═══ Supplied material ═══

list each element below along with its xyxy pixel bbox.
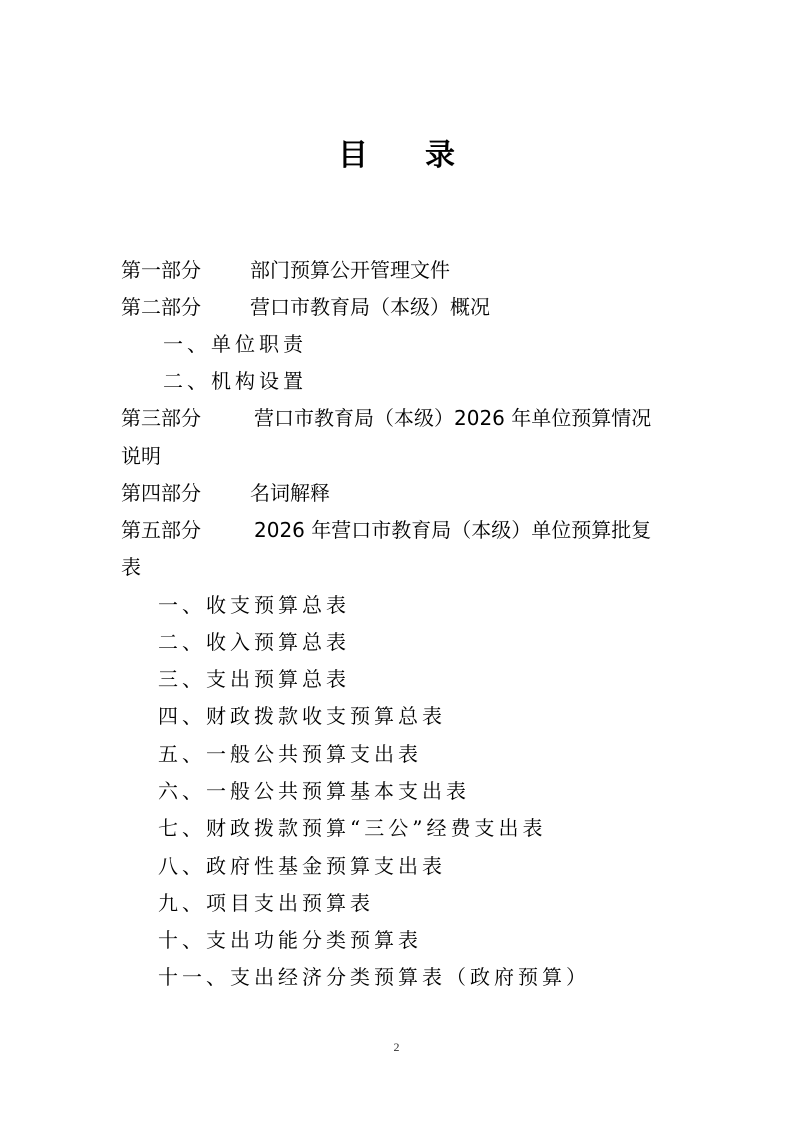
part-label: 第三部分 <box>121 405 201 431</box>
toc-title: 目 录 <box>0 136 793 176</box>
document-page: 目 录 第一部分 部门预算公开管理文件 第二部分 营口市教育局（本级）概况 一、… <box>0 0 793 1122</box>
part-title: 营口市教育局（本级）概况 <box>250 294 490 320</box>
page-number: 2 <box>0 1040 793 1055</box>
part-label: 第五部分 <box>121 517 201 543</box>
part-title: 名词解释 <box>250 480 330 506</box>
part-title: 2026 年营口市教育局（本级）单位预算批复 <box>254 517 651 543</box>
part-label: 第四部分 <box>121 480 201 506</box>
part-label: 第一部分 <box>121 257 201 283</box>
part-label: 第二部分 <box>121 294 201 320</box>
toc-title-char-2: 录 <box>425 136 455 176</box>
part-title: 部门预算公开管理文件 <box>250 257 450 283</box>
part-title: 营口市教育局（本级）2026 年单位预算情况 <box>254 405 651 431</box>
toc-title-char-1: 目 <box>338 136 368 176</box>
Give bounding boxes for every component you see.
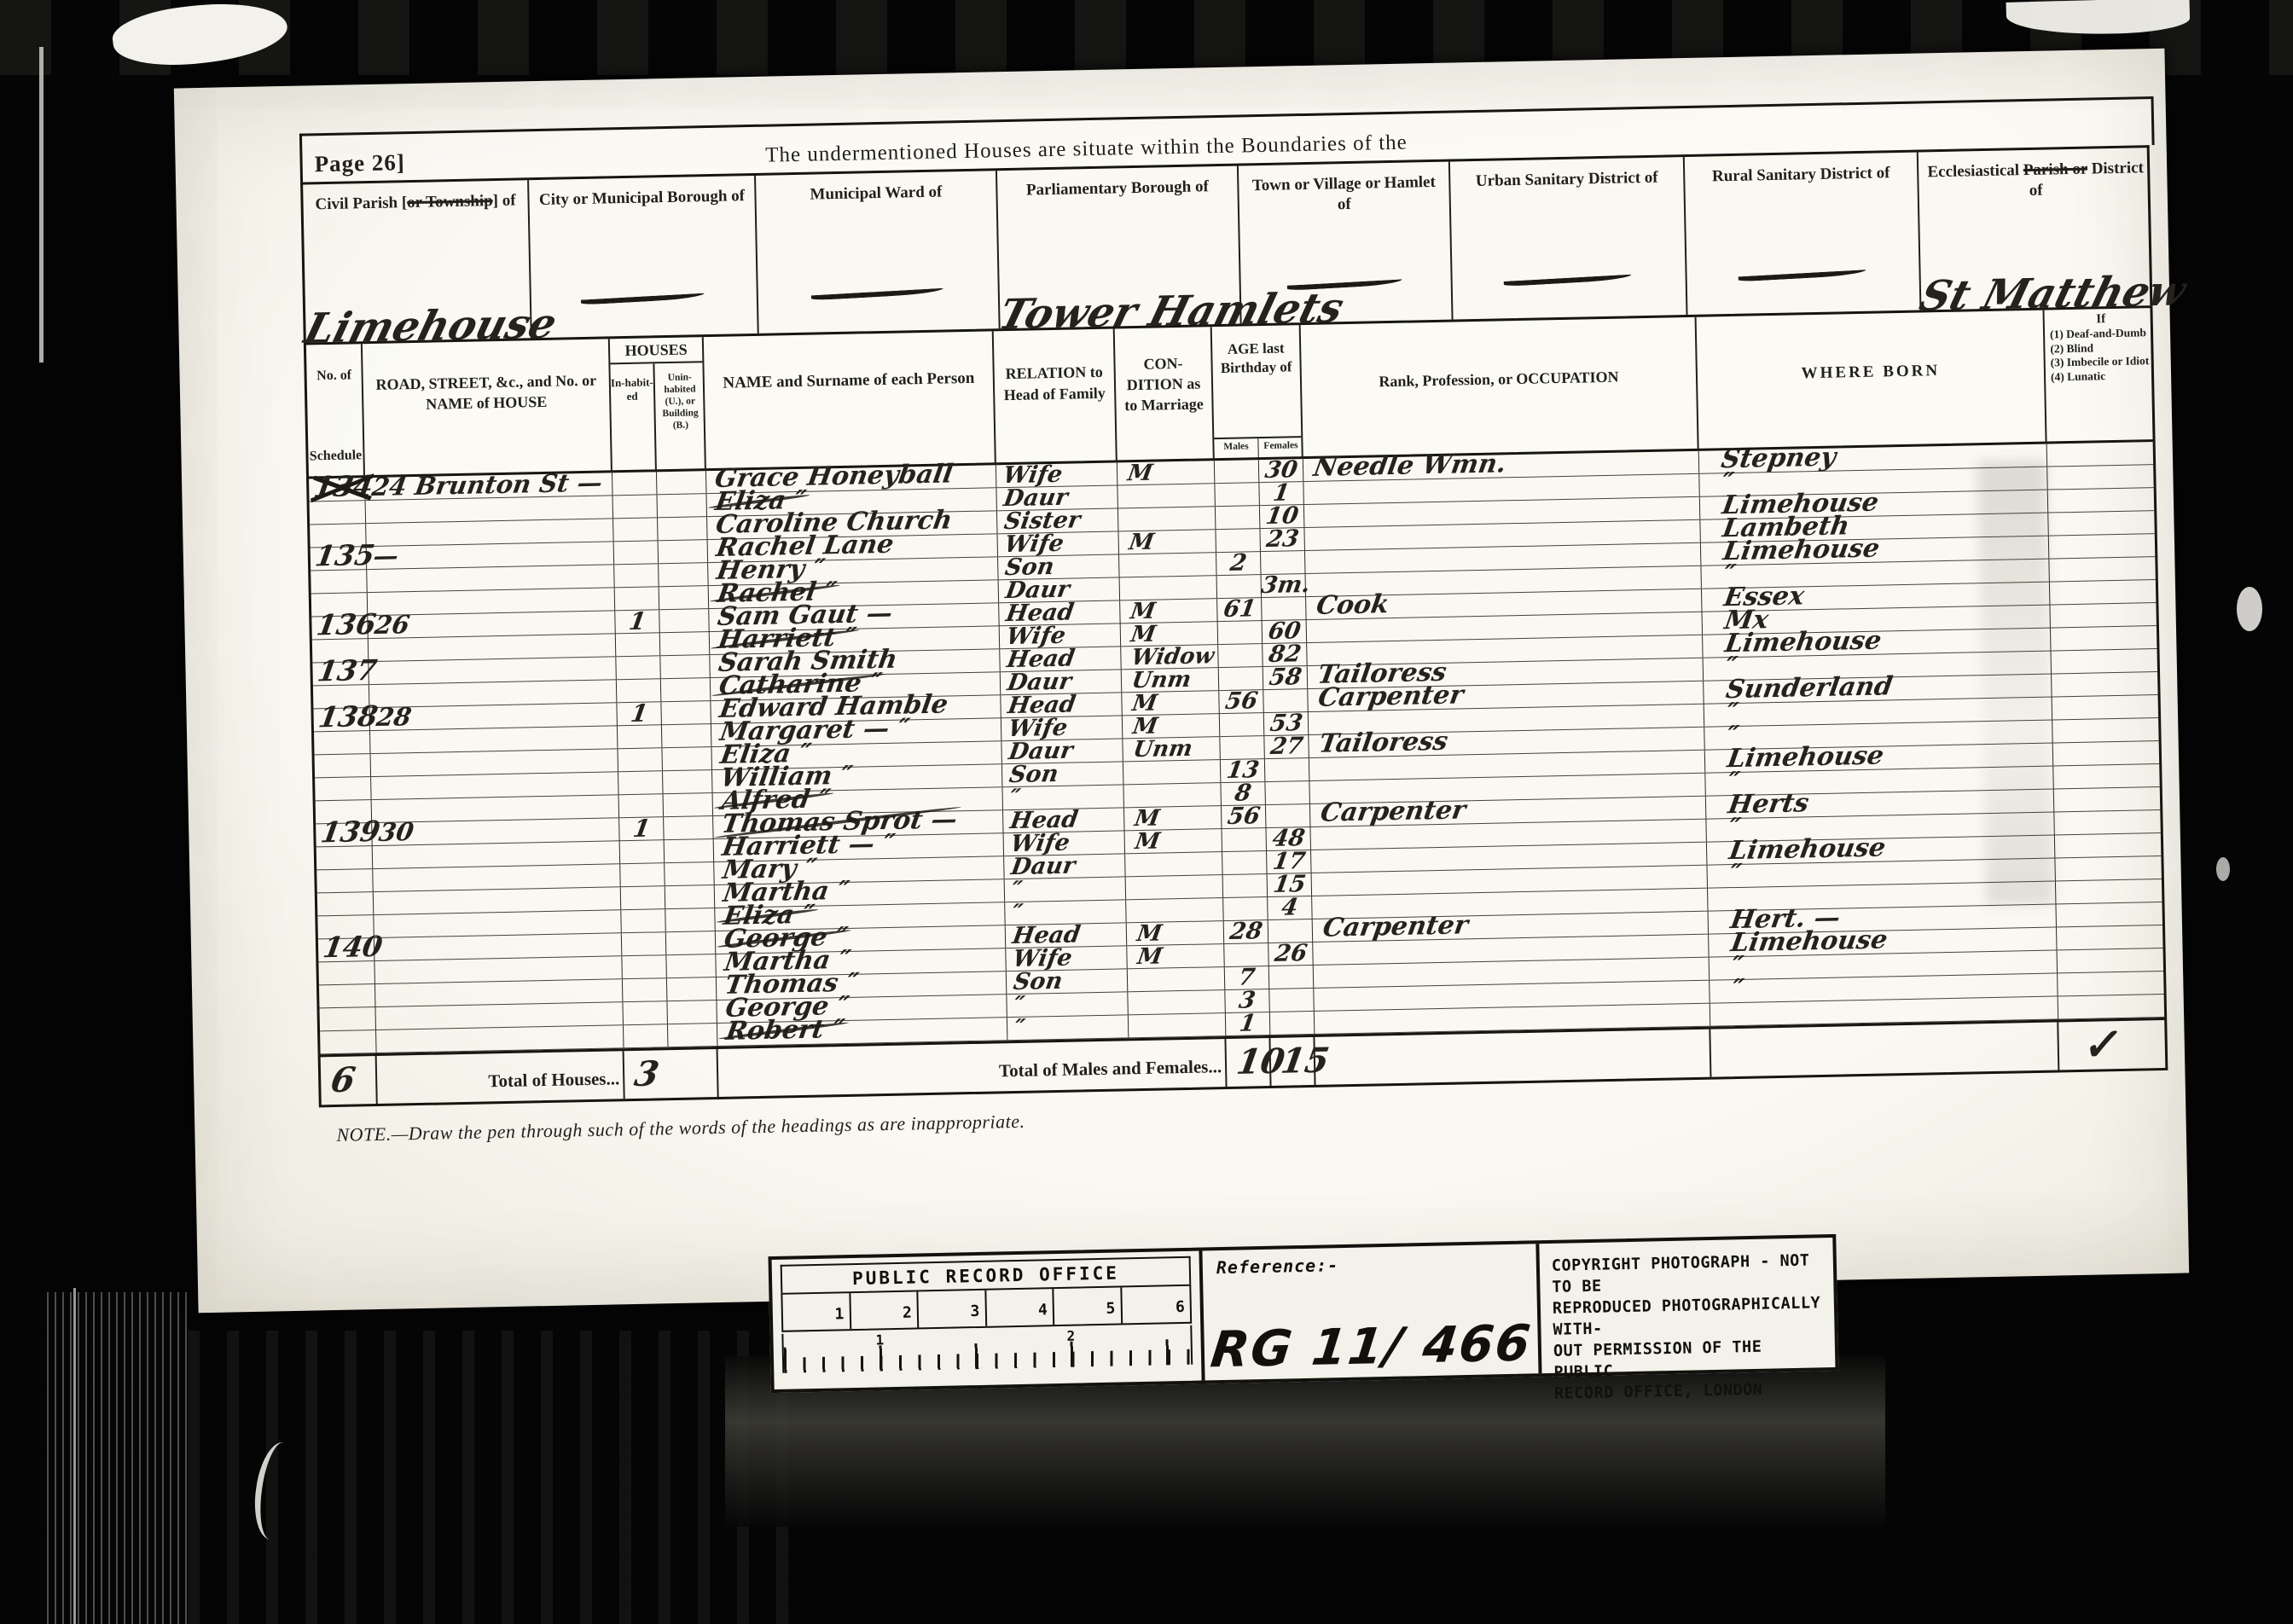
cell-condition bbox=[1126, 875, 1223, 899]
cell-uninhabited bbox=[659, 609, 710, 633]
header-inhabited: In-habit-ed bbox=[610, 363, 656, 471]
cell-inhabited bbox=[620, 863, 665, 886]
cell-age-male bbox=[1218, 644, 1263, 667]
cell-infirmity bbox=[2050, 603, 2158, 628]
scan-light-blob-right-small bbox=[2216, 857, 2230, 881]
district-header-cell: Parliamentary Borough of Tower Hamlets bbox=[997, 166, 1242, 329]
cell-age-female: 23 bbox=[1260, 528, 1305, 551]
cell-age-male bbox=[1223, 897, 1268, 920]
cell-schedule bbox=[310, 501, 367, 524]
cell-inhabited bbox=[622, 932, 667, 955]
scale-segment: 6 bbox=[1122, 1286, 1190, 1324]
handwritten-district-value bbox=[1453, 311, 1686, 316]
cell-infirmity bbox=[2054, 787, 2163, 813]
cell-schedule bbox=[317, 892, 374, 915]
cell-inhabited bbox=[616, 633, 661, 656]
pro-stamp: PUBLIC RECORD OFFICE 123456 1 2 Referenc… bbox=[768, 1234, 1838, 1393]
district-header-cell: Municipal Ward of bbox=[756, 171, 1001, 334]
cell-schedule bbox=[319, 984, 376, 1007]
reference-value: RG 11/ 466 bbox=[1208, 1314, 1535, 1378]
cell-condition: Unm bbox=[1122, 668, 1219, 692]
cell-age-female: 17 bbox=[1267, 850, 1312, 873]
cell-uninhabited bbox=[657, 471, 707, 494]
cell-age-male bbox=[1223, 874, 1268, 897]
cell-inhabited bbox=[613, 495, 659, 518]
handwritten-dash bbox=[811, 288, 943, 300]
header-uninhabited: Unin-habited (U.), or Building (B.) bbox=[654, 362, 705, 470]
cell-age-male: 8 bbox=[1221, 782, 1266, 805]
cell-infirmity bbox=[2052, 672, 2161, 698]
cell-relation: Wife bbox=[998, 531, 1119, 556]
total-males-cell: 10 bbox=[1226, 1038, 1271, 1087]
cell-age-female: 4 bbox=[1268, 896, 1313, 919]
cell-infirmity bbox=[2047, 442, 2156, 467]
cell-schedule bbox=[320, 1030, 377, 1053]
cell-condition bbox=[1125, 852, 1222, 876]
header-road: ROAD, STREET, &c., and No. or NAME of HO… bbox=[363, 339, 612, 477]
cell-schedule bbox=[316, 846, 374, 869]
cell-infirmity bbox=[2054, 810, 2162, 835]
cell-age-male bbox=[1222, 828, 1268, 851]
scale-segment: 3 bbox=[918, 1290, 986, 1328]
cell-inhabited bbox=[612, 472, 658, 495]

═══

Rewrite the stretch of records from the line containing "cell-condition bbox=[1126, 875, 1223, 899]" through the line containing "cell-condition: Unm bbox=[1122, 668, 1219, 692]", substituting "cell-disability" for "cell-infirmity" and changing nothing else. Return only those lines.

cell-condition bbox=[1126, 875, 1223, 899]
cell-uninhabited bbox=[659, 609, 710, 633]
header-inhabited: In-habit-ed bbox=[610, 363, 656, 471]
cell-inhabited bbox=[620, 863, 665, 886]
cell-age-male bbox=[1218, 644, 1263, 667]
cell-disability bbox=[2050, 603, 2158, 628]
scan-light-blob-right-small bbox=[2216, 857, 2230, 881]
district-header-cell: Parliamentary Borough of Tower Hamlets bbox=[997, 166, 1242, 329]
cell-age-female: 23 bbox=[1260, 528, 1305, 551]
cell-age-male bbox=[1223, 897, 1268, 920]
cell-schedule bbox=[310, 501, 367, 524]
cell-inhabited bbox=[622, 932, 667, 955]
scale-segment: 6 bbox=[1122, 1286, 1190, 1324]
handwritten-district-value bbox=[1453, 311, 1686, 316]
cell-disability bbox=[2054, 787, 2163, 813]
cell-schedule bbox=[317, 892, 374, 915]
cell-inhabited bbox=[616, 633, 661, 656]
pro-stamp: PUBLIC RECORD OFFICE 123456 1 2 Referenc… bbox=[768, 1234, 1838, 1393]
district-header-cell: Municipal Ward of bbox=[756, 171, 1001, 334]
cell-schedule bbox=[319, 984, 376, 1007]
reference-value: RG 11/ 466 bbox=[1208, 1314, 1535, 1378]
cell-condition: Unm bbox=[1122, 668, 1219, 692]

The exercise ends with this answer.